(Exercise prompt)
Extract every line of the items from the very first one down to the line containing "excel-to-pdf-icon: E [266,295,309,349]", both ends included, reproducing each line unchanged.

------ Extracted information

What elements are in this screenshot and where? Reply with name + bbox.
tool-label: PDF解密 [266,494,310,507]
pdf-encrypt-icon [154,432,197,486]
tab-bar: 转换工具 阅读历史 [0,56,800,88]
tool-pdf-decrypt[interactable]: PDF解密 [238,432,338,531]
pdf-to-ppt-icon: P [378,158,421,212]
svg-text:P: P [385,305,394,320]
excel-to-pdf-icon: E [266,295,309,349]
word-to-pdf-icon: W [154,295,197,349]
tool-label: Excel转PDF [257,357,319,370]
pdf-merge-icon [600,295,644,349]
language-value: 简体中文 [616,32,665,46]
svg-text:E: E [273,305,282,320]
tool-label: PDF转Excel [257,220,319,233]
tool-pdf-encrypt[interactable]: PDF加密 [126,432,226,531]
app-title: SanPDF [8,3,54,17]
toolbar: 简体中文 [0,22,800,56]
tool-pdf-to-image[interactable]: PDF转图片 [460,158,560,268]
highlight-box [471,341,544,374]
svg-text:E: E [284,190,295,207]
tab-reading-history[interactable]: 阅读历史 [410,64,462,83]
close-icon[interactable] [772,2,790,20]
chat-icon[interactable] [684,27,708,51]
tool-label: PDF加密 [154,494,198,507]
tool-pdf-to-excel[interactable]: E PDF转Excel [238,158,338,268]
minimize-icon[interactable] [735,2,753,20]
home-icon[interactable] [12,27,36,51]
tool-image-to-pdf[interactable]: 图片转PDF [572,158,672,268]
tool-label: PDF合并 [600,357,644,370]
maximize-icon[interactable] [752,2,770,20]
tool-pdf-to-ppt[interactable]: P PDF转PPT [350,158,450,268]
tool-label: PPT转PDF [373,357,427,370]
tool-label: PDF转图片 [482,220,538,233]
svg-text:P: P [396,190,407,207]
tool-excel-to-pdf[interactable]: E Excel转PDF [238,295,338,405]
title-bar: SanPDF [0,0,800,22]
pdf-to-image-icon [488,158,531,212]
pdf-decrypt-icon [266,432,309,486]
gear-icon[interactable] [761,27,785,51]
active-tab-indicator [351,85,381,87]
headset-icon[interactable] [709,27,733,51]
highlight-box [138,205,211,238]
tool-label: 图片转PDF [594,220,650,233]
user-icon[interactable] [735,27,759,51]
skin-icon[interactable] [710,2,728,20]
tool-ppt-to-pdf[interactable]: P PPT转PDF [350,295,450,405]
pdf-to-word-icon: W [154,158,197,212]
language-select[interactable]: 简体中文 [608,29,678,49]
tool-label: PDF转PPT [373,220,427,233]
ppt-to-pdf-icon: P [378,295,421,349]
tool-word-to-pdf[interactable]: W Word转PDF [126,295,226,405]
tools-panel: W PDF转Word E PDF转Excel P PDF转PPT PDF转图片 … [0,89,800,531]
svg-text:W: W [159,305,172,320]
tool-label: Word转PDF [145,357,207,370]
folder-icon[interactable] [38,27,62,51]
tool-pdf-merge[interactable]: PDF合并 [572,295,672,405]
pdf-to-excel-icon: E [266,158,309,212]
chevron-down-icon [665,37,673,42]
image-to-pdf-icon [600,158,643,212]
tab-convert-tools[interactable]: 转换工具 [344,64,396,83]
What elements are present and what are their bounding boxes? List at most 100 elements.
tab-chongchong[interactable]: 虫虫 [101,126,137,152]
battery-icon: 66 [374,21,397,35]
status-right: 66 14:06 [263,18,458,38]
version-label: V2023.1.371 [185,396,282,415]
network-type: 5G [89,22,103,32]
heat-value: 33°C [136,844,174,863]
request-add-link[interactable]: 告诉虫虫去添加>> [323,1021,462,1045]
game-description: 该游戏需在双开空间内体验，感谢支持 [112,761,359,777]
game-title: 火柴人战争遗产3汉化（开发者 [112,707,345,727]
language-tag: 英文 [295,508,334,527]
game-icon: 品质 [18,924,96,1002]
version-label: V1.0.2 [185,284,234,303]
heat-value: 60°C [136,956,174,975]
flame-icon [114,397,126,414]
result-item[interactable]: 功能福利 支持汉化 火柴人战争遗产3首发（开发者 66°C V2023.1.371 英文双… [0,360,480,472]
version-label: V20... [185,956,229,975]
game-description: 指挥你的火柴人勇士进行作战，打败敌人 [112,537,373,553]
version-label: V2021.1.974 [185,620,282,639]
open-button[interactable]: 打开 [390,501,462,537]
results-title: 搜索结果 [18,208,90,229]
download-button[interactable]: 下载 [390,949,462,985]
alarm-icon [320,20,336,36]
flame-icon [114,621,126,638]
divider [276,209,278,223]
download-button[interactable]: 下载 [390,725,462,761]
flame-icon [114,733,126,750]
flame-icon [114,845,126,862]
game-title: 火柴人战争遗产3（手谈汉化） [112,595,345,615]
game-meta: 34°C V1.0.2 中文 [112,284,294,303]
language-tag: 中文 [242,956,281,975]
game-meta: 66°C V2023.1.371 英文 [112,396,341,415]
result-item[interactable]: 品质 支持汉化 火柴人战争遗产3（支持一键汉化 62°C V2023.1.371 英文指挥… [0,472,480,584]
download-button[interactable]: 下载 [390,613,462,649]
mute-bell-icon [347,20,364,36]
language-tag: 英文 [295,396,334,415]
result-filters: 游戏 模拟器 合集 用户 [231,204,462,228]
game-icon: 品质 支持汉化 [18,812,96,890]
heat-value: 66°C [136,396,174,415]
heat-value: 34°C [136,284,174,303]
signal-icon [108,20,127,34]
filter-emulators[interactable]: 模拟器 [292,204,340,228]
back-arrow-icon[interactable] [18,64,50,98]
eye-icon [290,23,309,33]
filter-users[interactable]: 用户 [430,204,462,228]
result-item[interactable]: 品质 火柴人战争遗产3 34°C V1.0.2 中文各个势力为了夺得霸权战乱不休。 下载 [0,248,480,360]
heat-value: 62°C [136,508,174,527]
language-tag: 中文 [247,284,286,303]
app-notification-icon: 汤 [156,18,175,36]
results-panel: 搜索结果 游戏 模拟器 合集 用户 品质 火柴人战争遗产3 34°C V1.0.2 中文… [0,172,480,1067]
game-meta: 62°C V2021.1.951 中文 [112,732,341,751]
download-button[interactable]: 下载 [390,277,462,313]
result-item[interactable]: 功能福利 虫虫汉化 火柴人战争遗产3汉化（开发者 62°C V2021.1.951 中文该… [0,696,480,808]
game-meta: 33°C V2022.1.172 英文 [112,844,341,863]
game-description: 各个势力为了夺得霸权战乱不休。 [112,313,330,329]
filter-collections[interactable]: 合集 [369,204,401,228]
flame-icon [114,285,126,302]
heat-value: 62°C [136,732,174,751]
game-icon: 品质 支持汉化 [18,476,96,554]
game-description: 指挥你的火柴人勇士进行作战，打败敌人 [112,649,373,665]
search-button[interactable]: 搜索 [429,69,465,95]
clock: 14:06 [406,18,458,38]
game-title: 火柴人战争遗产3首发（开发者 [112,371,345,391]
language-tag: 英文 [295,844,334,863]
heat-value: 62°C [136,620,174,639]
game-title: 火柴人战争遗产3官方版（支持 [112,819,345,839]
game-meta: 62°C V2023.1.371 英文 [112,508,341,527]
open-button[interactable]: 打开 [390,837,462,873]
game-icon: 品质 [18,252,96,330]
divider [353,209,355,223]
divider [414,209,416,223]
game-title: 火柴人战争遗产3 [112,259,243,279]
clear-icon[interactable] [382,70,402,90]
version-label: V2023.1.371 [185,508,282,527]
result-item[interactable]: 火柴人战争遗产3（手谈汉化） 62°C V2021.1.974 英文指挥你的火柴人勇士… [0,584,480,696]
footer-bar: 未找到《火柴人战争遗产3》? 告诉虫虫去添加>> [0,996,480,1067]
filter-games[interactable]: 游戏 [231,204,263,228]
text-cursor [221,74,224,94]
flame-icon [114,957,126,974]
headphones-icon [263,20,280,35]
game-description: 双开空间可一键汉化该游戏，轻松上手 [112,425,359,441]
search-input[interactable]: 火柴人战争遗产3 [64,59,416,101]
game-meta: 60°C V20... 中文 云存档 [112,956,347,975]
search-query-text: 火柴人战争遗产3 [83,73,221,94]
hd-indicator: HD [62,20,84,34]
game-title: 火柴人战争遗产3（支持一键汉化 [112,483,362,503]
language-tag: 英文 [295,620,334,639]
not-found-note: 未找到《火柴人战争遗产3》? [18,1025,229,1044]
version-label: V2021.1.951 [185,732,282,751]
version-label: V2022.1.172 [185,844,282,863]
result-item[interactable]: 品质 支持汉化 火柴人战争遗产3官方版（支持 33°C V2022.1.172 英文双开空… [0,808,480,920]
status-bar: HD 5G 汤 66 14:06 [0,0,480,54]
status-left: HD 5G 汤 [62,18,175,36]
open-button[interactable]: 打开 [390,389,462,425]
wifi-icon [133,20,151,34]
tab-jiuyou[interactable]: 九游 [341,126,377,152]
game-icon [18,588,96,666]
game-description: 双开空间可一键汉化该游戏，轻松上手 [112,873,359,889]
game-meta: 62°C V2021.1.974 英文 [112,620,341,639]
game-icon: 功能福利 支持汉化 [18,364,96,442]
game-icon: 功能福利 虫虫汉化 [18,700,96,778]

------------

(Full answer)
What elements are in this screenshot and where? Reply with name + bbox.
tool-label: PDF解密 [266,494,310,507]
pdf-encrypt-icon [154,432,197,486]
tab-bar: 转换工具 阅读历史 [0,56,800,88]
tool-pdf-decrypt[interactable]: PDF解密 [238,432,338,531]
pdf-to-ppt-icon: P [378,158,421,212]
svg-text:P: P [385,305,394,320]
excel-to-pdf-icon: E [266,295,309,349]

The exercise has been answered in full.